start

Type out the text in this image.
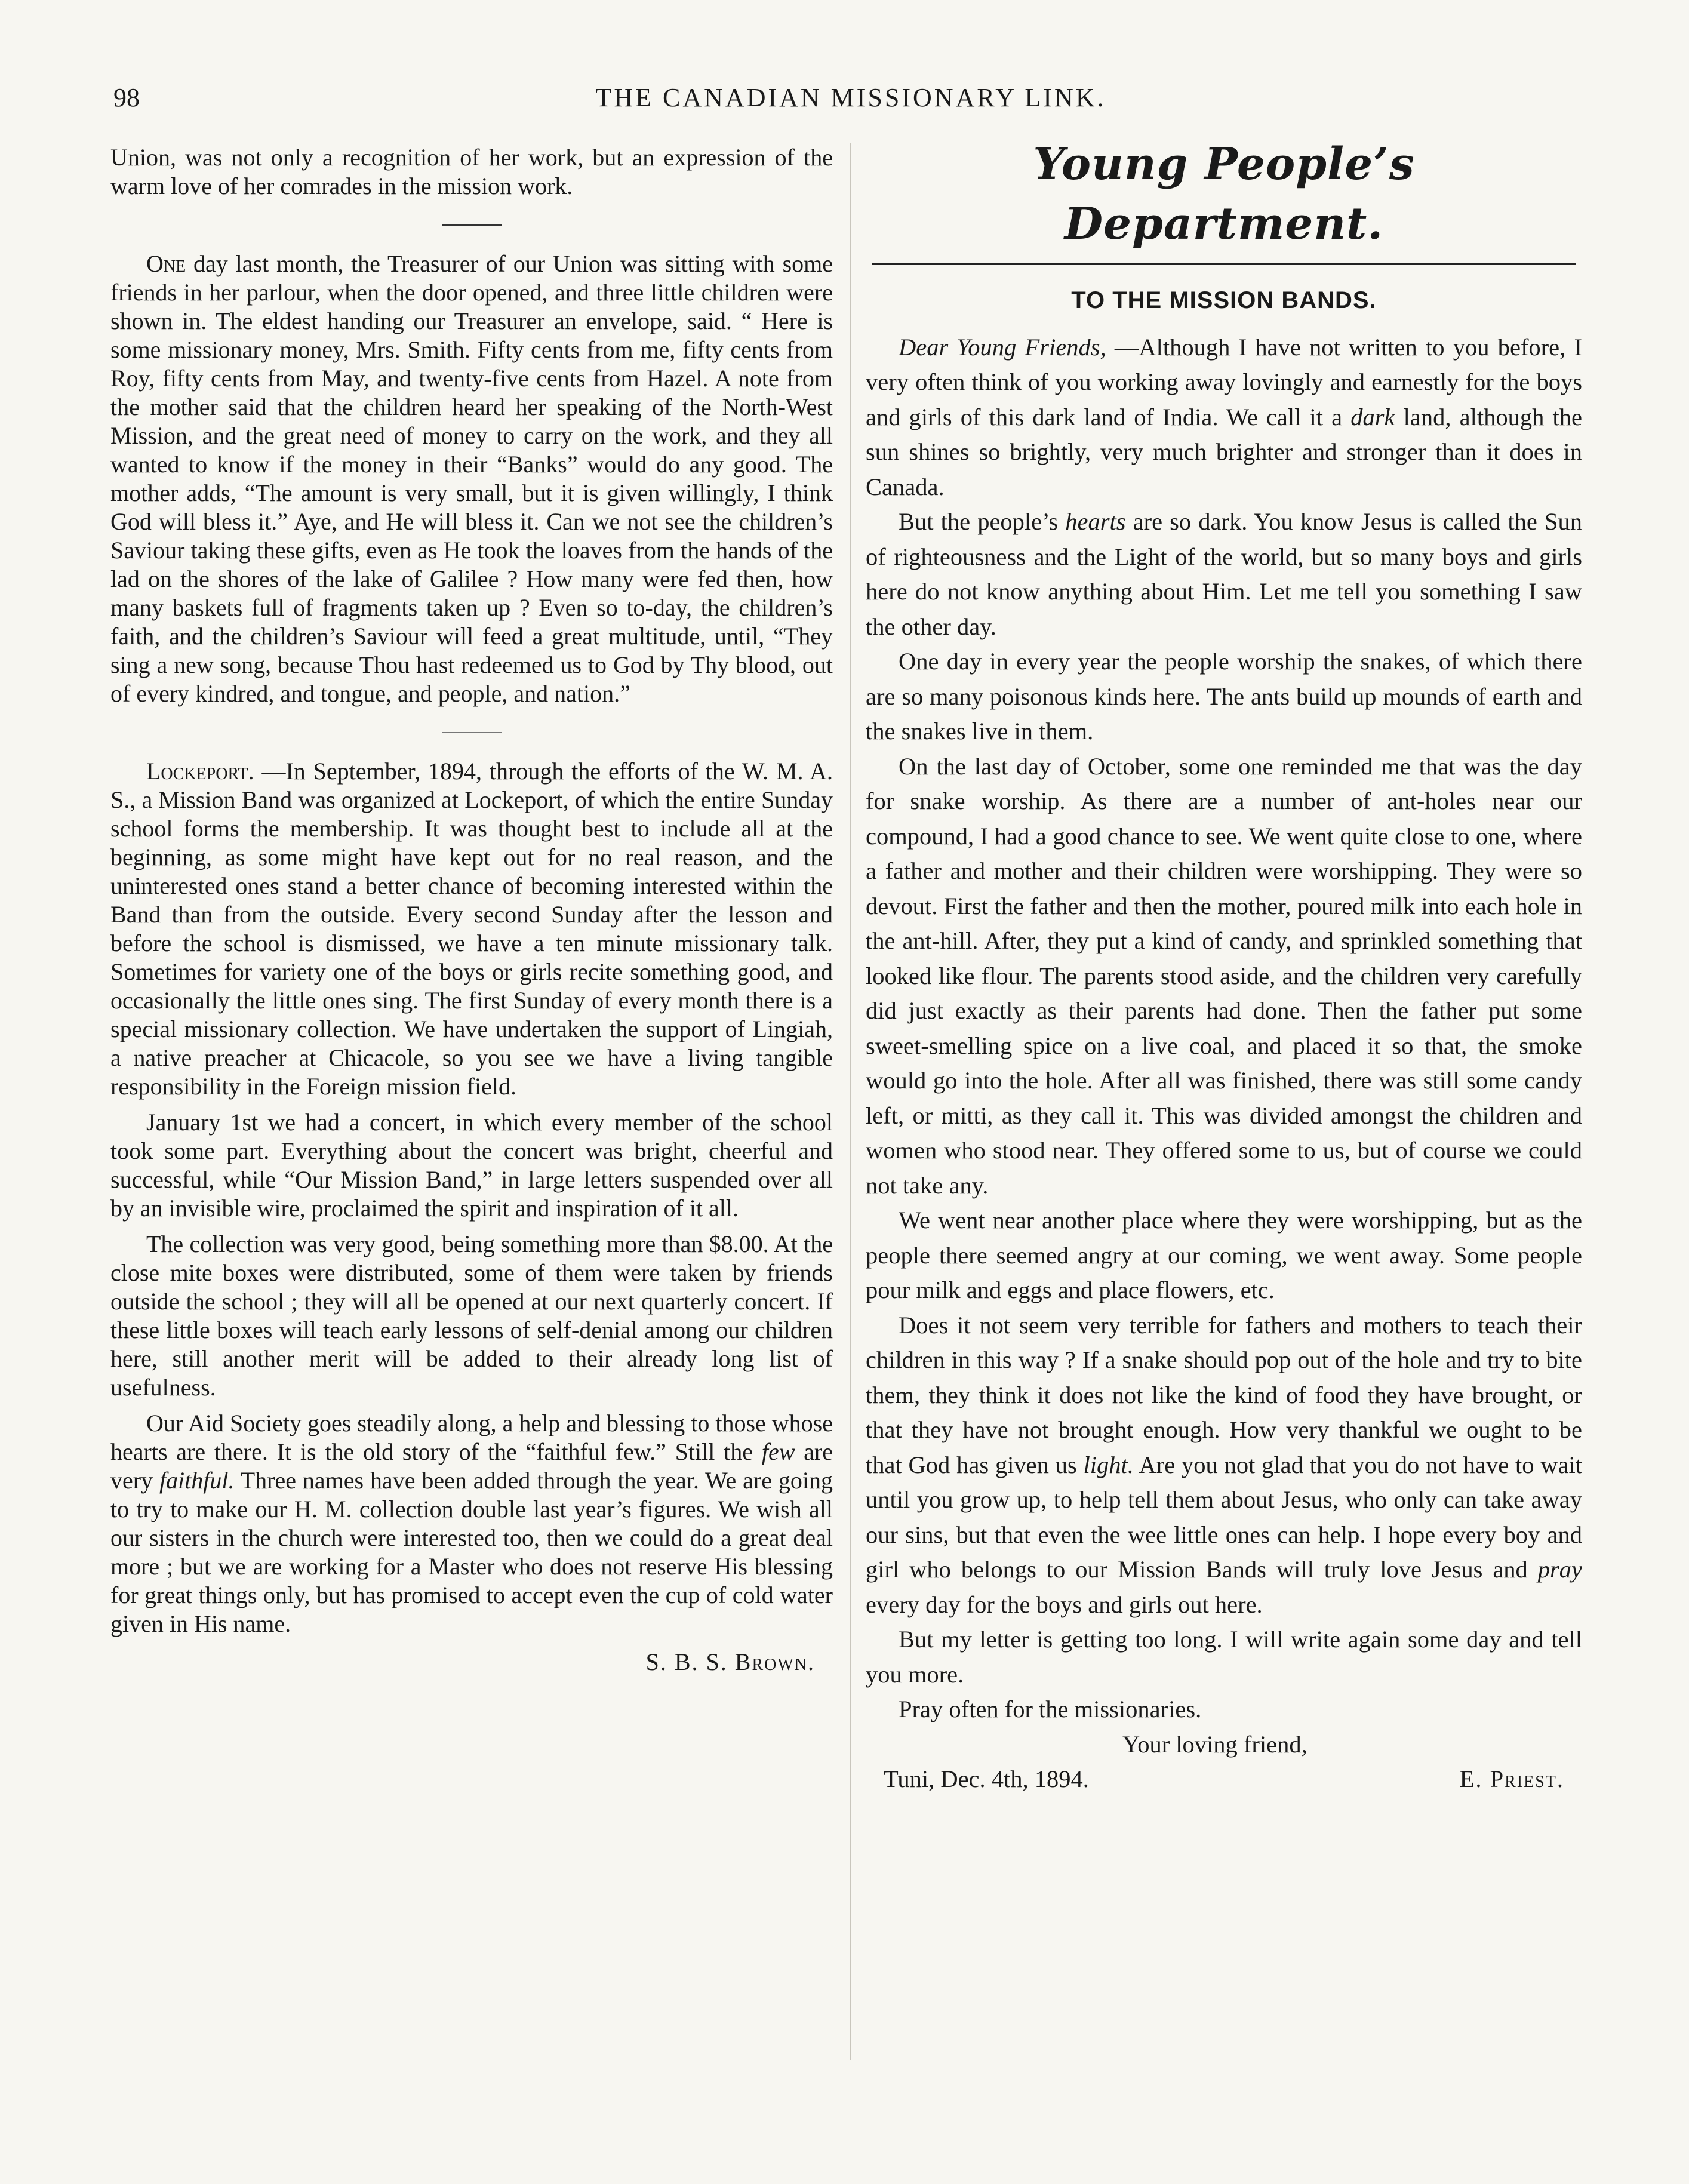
98	THE CANADIAN MISSIONARY LINK.

Union, was not only a recognition of her work, but an expression of the warm love of her comrades in the mission work.

One day last month, the Treasurer of our Union was sitting with some friends in her parlour, when the door opened, and three little children were shown in. The eldest handing our Treasurer an envelope, said. “ Here is some missionary money, Mrs. Smith. Fifty cents from me, fifty cents from Roy, fifty cents from May, and twenty-five cents from Hazel. A note from the mother said that the children heard her speaking of the North-West Mission, and the great need of money to carry on the work, and they all wanted to know if the money in their “Banks” would do any good. The mother adds, “The amount is very small, but it is given willingly, I think God will bless it.” Aye, and He will bless it. Can we not see the children’s Saviour taking these gifts, even as He took the loaves from the hands of the lad on the shores of the lake of Galilee ? How many were fed then, how many baskets full of fragments taken up ? Even so to-day, the children’s faith, and the children’s Saviour will feed a great multitude, until, “They sing a new song, because Thou hast redeemed us to God by Thy blood, out of every kindred, and tongue, and people, and nation.”

Lockeport. —In September, 1894, through the efforts of the W. M. A. S., a Mission Band was organized at Lockeport, of which the entire Sunday school forms the membership. It was thought best to include all at the beginning, as some might have kept out for no real reason, and the uninterested ones stand a better chance of becoming interested within the Band than from the outside. Every second Sunday after the lesson and before the school is dismissed, we have a ten minute missionary talk. Sometimes for variety one of the boys or girls recite something good, and occasionally the little ones sing. The first Sunday of every month there is a special missionary collection. We have undertaken the support of Lingiah, a native preacher at Chicacole, so you see we have a living tangible responsibility in the Foreign mission field.

January 1st we had a concert, in which every member of the school took some part. Everything about the concert was bright, cheerful and successful, while “Our Mission Band,” in large letters suspended over all by an invisible wire, proclaimed the spirit and inspiration of it all.

The collection was very good, being something more than $8.00. At the close mite boxes were distributed, some of them were taken by friends outside the school ; they will all be opened at our next quarterly concert. If these little boxes will teach early lessons of self-denial among our children here, still another merit will be added to their already long list of usefulness.

Our Aid Society goes steadily along, a help and blessing to those whose hearts are there. It is the old story of the “faithful few.” Still the few are very faithful. Three names have been added through the year. We are going to try to make our H. M. collection double last year’s figures. We wish all our sisters in the church were interested too, then we could do a great deal more ; but we are working for a Master who does not reserve His blessing for great things only, but has promised to accept even the cup of cold water given in His name.

S. B. S. Brown.

Young People’s Department.
TO THE MISSION BANDS.

Dear Young Friends, —Although I have not written to you before, I very often think of you working away lovingly and earnestly for the boys and girls of this dark land of India. We call it a dark land, although the sun shines so brightly, very much brighter and stronger than it does in Canada.

But the people’s hearts are so dark. You know Jesus is called the Sun of righteousness and the Light of the world, but so many boys and girls here do not know anything about Him. Let me tell you something I saw the other day.

One day in every year the people worship the snakes, of which there are so many poisonous kinds here. The ants build up mounds of earth and the snakes live in them.

On the last day of October, some one reminded me that was the day for snake worship. As there are a number of ant-holes near our compound, I had a good chance to see. We went quite close to one, where a father and mother and their children were worshipping. They were so devout. First the father and then the mother, poured milk into each hole in the ant-hill. After, they put a kind of candy, and sprinkled something that looked like flour. The parents stood aside, and the children very carefully did just exactly as their parents had done. Then the father put some sweet-smelling spice on a live coal, and placed it so that, the smoke would go into the hole. After all was finished, there was still some candy left, or mitti, as they call it. This was divided amongst the children and women who stood near. They offered some to us, but of course we could not take any.

We went near another place where they were worshipping, but as the people there seemed angry at our coming, we went away. Some people pour milk and eggs and place flowers, etc.

Does it not seem very terrible for fathers and mothers to teach their children in this way ? If a snake should pop out of the hole and try to bite them, they think it does not like the kind of food they have brought, or that they have not brought enough. How very thankful we ought to be that God has given us light. Are you not glad that you do not have to wait until you grow up, to help tell them about Jesus, who only can take away our sins, but that even the wee little ones can help. I hope every boy and girl who belongs to our Mission Bands will truly love Jesus and pray every day for the boys and girls out here.

But my letter is getting too long. I will write again some day and tell you more.

Pray often for the missionaries.

Your loving friend,

Tuni, Dec. 4th, 1894.	E. Priest.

end

WHAT YOU WILL DO » Return each line of the data, keeping its wording exact and omitting pictures.

THE RESPONSE »
Type out the text in this image.
98	THE CANADIAN MISSIONARY LINK.

Union, was not only a recognition of her work, but an expression of the warm love of her comrades in the mission work.

One day last month, the Treasurer of our Union was sitting with some friends in her parlour, when the door opened, and three little children were shown in. The eldest handing our Treasurer an envelope, said. “ Here is some missionary money, Mrs. Smith. Fifty cents from me, fifty cents from Roy, fifty cents from May, and twenty-five cents from Hazel. A note from the mother said that the children heard her speaking of the North-West Mission, and the great need of money to carry on the work, and they all wanted to know if the money in their “Banks” would do any good. The mother adds, “The amount is very small, but it is given willingly, I think God will bless it.” Aye, and He will bless it. Can we not see the children’s Saviour taking these gifts, even as He took the loaves from the hands of the lad on the shores of the lake of Galilee ? How many were fed then, how many baskets full of fragments taken up ? Even so to-day, the children’s faith, and the children’s Saviour will feed a great multitude, until, “They sing a new song, because Thou hast redeemed us to God by Thy blood, out of every kindred, and tongue, and people, and nation.”

Lockeport. —In September, 1894, through the efforts of the W. M. A. S., a Mission Band was organized at Lockeport, of which the entire Sunday school forms the membership. It was thought best to include all at the beginning, as some might have kept out for no real reason, and the uninterested ones stand a better chance of becoming interested within the Band than from the outside. Every second Sunday after the lesson and before the school is dismissed, we have a ten minute missionary talk. Sometimes for variety one of the boys or girls recite something good, and occasionally the little ones sing. The first Sunday of every month there is a special missionary collection. We have undertaken the support of Lingiah, a native preacher at Chicacole, so you see we have a living tangible responsibility in the Foreign mission field.

January 1st we had a concert, in which every member of the school took some part. Everything about the concert was bright, cheerful and successful, while “Our Mission Band,” in large letters suspended over all by an invisible wire, proclaimed the spirit and inspiration of it all.

The collection was very good, being something more than $8.00. At the close mite boxes were distributed, some of them were taken by friends outside the school ; they will all be opened at our next quarterly concert. If these little boxes will teach early lessons of self-denial among our children here, still another merit will be added to their already long list of usefulness.

Our Aid Society goes steadily along, a help and blessing to those whose hearts are there. It is the old story of the “faithful few.” Still the few are very faithful. Three names have been added through the year. We are going to try to make our H. M. collection double last year’s figures. We wish all our sisters in the church were interested too, then we could do a great deal more ; but we are working for a Master who does not reserve His blessing for great things only, but has promised to accept even the cup of cold water given in His name.

S. B. S. Brown.

Young People’s Department.
TO THE MISSION BANDS.

Dear Young Friends, —Although I have not written to you before, I very often think of you working away lovingly and earnestly for the boys and girls of this dark land of India. We call it a dark land, although the sun shines so brightly, very much brighter and stronger than it does in Canada.

But the people’s hearts are so dark. You know Jesus is called the Sun of righteousness and the Light of the world, but so many boys and girls here do not know anything about Him. Let me tell you something I saw the other day.

One day in every year the people worship the snakes, of which there are so many poisonous kinds here. The ants build up mounds of earth and the snakes live in them.

On the last day of October, some one reminded me that was the day for snake worship. As there are a number of ant-holes near our compound, I had a good chance to see. We went quite close to one, where a father and mother and their children were worshipping. They were so devout. First the father and then the mother, poured milk into each hole in the ant-hill. After, they put a kind of candy, and sprinkled something that looked like flour. The parents stood aside, and the children very carefully did just exactly as their parents had done. Then the father put some sweet-smelling spice on a live coal, and placed it so that, the smoke would go into the hole. After all was finished, there was still some candy left, or mitti, as they call it. This was divided amongst the children and women who stood near. They offered some to us, but of course we could not take any.

We went near another place where they were worshipping, but as the people there seemed angry at our coming, we went away. Some people pour milk and eggs and place flowers, etc.

Does it not seem very terrible for fathers and mothers to teach their children in this way ? If a snake should pop out of the hole and try to bite them, they think it does not like the kind of food they have brought, or that they have not brought enough. How very thankful we ought to be that God has given us light. Are you not glad that you do not have to wait until you grow up, to help tell them about Jesus, who only can take away our sins, but that even the wee little ones can help. I hope every boy and girl who belongs to our Mission Bands will truly love Jesus and pray every day for the boys and girls out here.

But my letter is getting too long. I will write again some day and tell you more.

Pray often for the missionaries.

Your loving friend,

Tuni, Dec. 4th, 1894.	E. Priest.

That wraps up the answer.